**Text block**
Early in my career, I broke a client’s production system in the worst possible way.
It was a last‑minute fix before a big presentation. I had access to the Linux server, I was under pressure, and I made a single recursive permissions change from root. It felt harmless in the moment — a quick way to “just make it work” before the meeting. Twenty minutes later, sitting in the middle of the client presentation, I watched their website die in slow motion as cache TTLs expired and processes started failing, one by one. And there is a special kind of pain in realising that you are the cause of an outage you can’t stop, in front of the people who trusted you.
The truth is brutal: I was allowed on that server, but I did something I should never have been technically able to do.
That experience never left me. At the time it was an embarrassing war story. In hindsight, it was a perfect microcosm of the industry’s real problem: not the absence of tools, but the absence of meaningful control. We do not lack access. We lack guardrails.
The Pattern I Kept Seeing Everywhere
Over the next two decades, across Mastercard, EY, UBS, the UK Government, and many more, I saw the same structural weakness repeated at scale.
On paper, the security story always looked impressive: enterprise IAM, SSO, PAM, SIEM, GRC dashboards, regulatory heat maps. The decks were immaculate. The roadmaps were multi‑year. The spend was very real.
But underneath all of that, the operational reality was always the same:
- Nobody could give a precise, current answer to a simple question: “Who can do what on every Linux server we run?”
- Offboarding workflows were beautifully automated for SaaS and AD — and almost completely blind to SSH keys and local Linux accounts.
- “Temporary” access and “temporary” integration servers quietly became permanent, accumulating privileges that were never revisited.
The statistics most organisations like to quote about “average breach costs” and “time to detect” are not abstract to me. They are the direct consequence of this blindness. IBM’s recent data shows credential‑based breaches still take around nine months to contain end‑to‑end, even as overall detection times improve — a gap driven largely by over‑privileged access and unmanaged credentials in infrastructure layers nobody is watching closely enough.
And that infrastructure is overwhelmingly Linux.
Linux runs the majority of web‑facing servers, critical workloads, and backend services in modern enterprises. Yet identity and governance practices still orbit around Windows and SaaS, as if the systems that actually move money, control manufacturing, or run payment stacks somehow sit outside the identity problem.
They don’t. They are the identity problem.
The Offboarding Illusion
The second pattern I kept seeing was offboarding theatre.

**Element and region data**
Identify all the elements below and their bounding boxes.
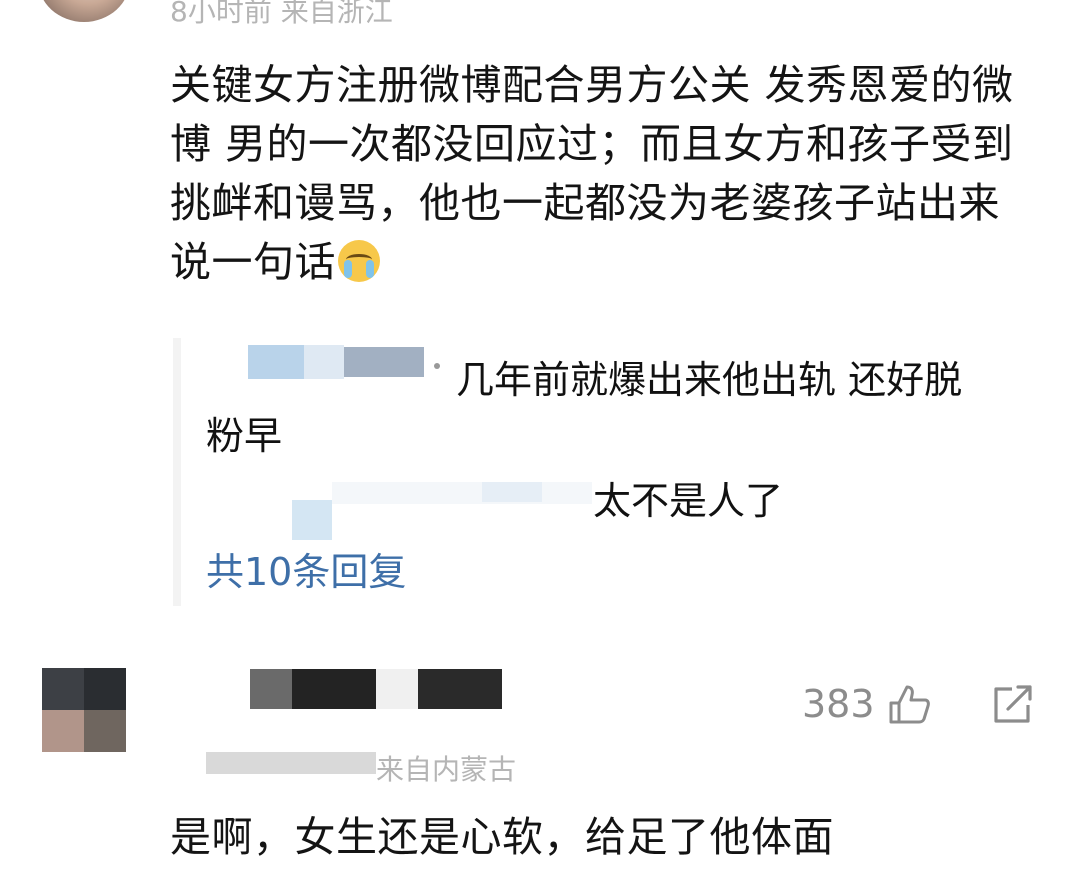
like-count: 383: [802, 682, 875, 726]
comment-text-content: 关键女方注册微博配合男方公关 发秀恩爱的微博 男的一次都没回应过；而且女方和孩子…: [170, 61, 1014, 286]
view-more-replies-link[interactable]: 共10条回复: [206, 545, 406, 599]
share-icon[interactable]: [992, 685, 1034, 725]
reply-thread-bar: [173, 338, 181, 606]
reply-username-redacted: [208, 343, 444, 381]
comment-text: 关键女方注册微博配合男方公关 发秀恩爱的微博 男的一次都没回应过；而且女方和孩子…: [170, 56, 1030, 292]
comment-meta: 来自内蒙古: [376, 753, 517, 786]
reply-username-redacted: [292, 472, 592, 542]
reply-text-continued: 粉早: [206, 414, 283, 458]
avatar[interactable]: [42, 668, 126, 752]
thumbs-up-icon[interactable]: [888, 683, 932, 725]
comment-meta-time-redacted: [170, 752, 376, 774]
crying-face-emoji-icon: [338, 240, 380, 282]
avatar[interactable]: [38, 0, 130, 22]
username-redacted: [250, 669, 502, 709]
comment-meta: 8小时前 来自浙江: [170, 0, 393, 28]
comment-text: 是啊，女生还是心软，给足了他体面: [170, 813, 834, 861]
reply-text: 几年前就爆出来他出轨 还好脱: [456, 358, 963, 402]
reply-text: 太不是人了: [593, 479, 784, 523]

**Direction A**
Echo the essay on Linux access control word for word, from the part that opens with the words containing "On paper, the" through the part that closes with "was very real.".
**Direction B**
Please answer these questions using the essay on Linux access control:
(i) How long after the permissions change did the narrator watch the client's website begin to die?
(ii) According to IBM's data, about how long do credential-based breaches take to contain end-to-end?
(iii) Which two things were offboarding workflows almost completely blind to?
**Direction C**
Go on with the essay on Linux access control, picking up after its final sentence.

**Result A**
On paper, the security story always looked impressive: enterprise IAM, SSO, PAM, SIEM, GRC dashboards, regulatory heat maps. The decks were immaculate. The roadmaps were multi‑year. The spend was very real.

**Result B**
(i) Twenty minutes.
(ii) Around nine months.
(iii) SSH keys and local Linux accounts.

**Result C**
From a distance, it looks solid: HR triggers a workflow, SSO accounts are disabled, VPN access is revoked, AD accounts are deprovisioned, licences reclaimed. The dashboard says “complete.” The CISO breathes out.
Up close, it is very different. Multiple industry studies over the last decade show:
- Only a minority of organisations can confidently say all access is revoked within 24 hours when someone leaves.
- A very large majority of former employees retain access to at least one system after departure — not because anyone intended it, but because credentials live in more places than the IAM stack is aware of.
What those numbers hide is where the residual access actually lives: long‑lived SSH keys on Linux servers, unreviewed sudo rules, scripts and CI/CD jobs still authenticating with keys generated by engineers who left years ago, and shared service accounts that no one “really owns” anymore.
This is the dangerous middle ground between my early‑career mistake and today’s reality. Back then, I had root and made a bad decision. Today, a former colleague may still effectively have root — not through an active HR record, but through a forgotten key in an authorized_keys file, or a service account no one dared touch because it “runs something important.”
We are very good at terminating people in IAM. We are still terrible at terminating their power in Linux.
Why “We Have PAM and Directory Auth” Is Not an Answer
In almost every organisation I visit, there is a familiar line:
“We’re covered. We have directory authentication and PAM.”
What that really means is:
“We can stop unauthenticated people logging in. After that, we hope for the best.”
Modern privilege escalation bugs on Linux — like the recent snapd/systemd timing issue on Ubuntu — are a perfect illustration of the gap. They do not require exotic chains of exploits or 47 preconditions. They require one thing: a local account with enough access to be present on the box.
Once that foothold exists, all the beautiful authentication plumbing is behind you. The only thing that matters is what that account can do locally:
- Is sudo locked down or wide open?
- Are there fragile “fix it fast” permissions still in place from a previous incident?
- Does this account own keys that are trusted on other systems?
My early recursive permission mistake was a manual own goal. Today, the same lack of guardrails can be exploited deliberately — and at scale. The tooling that tells you “user X authenticated” is not the same thing as tooling that can tell you “user X (or the process acting for them) can perform action Y on host Z, and here is how long that has been true.”
We have spent two decades mastering the former. We have barely started on the latter.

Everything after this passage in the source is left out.